>> Start

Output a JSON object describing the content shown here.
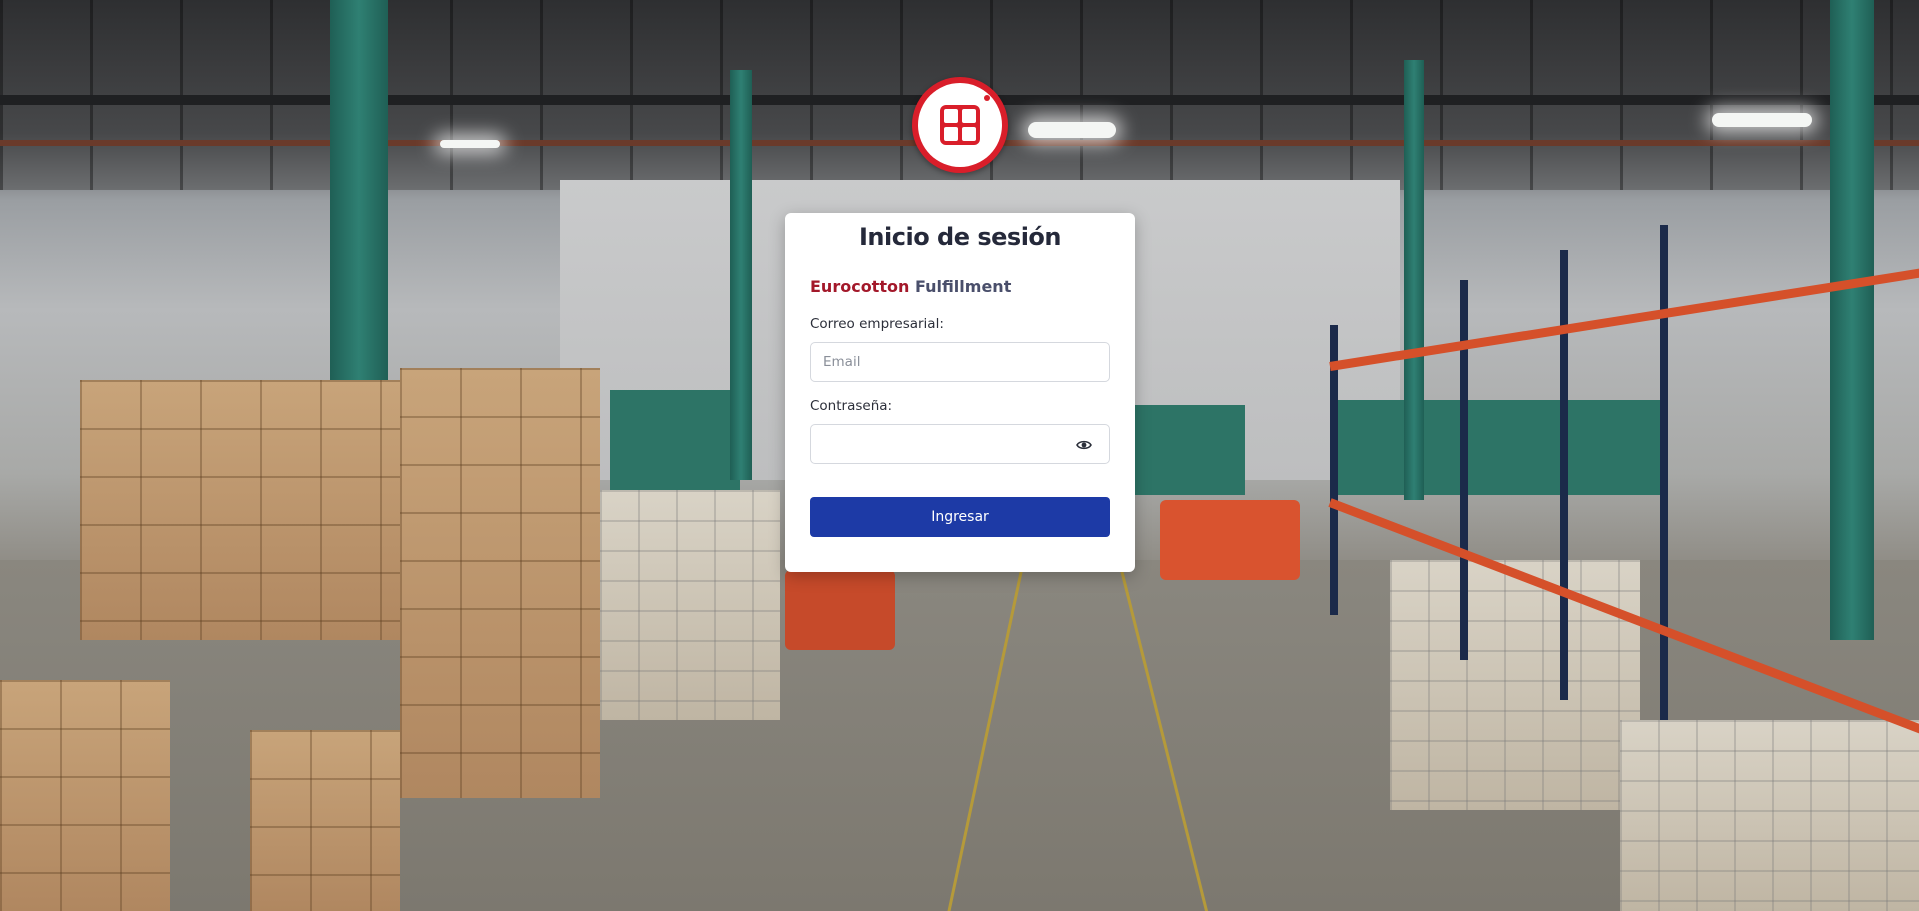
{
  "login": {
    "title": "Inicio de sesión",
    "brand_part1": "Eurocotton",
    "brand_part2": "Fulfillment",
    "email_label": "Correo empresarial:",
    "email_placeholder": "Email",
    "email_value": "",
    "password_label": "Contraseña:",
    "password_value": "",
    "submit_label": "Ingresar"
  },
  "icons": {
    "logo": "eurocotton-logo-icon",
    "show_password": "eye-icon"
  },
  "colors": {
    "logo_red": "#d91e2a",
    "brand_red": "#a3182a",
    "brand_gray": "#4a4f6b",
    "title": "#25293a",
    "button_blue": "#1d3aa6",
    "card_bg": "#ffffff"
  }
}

>> End

- _Task brief_: Except for the pictures, give all the material above again verbatim.

- _Solution_:
Output a JSON object describing the content shown here.
{
  "login": {
    "title": "Inicio de sesión",
    "brand_part1": "Eurocotton",
    "brand_part2": "Fulfillment",
    "email_label": "Correo empresarial:",
    "email_placeholder": "Email",
    "email_value": "",
    "password_label": "Contraseña:",
    "password_value": "",
    "submit_label": "Ingresar"
  },
  "icons": {
    "logo": "eurocotton-logo-icon",
    "show_password": "eye-icon"
  },
  "colors": {
    "logo_red": "#d91e2a",
    "brand_red": "#a3182a",
    "brand_gray": "#4a4f6b",
    "title": "#25293a",
    "button_blue": "#1d3aa6",
    "card_bg": "#ffffff"
  }
}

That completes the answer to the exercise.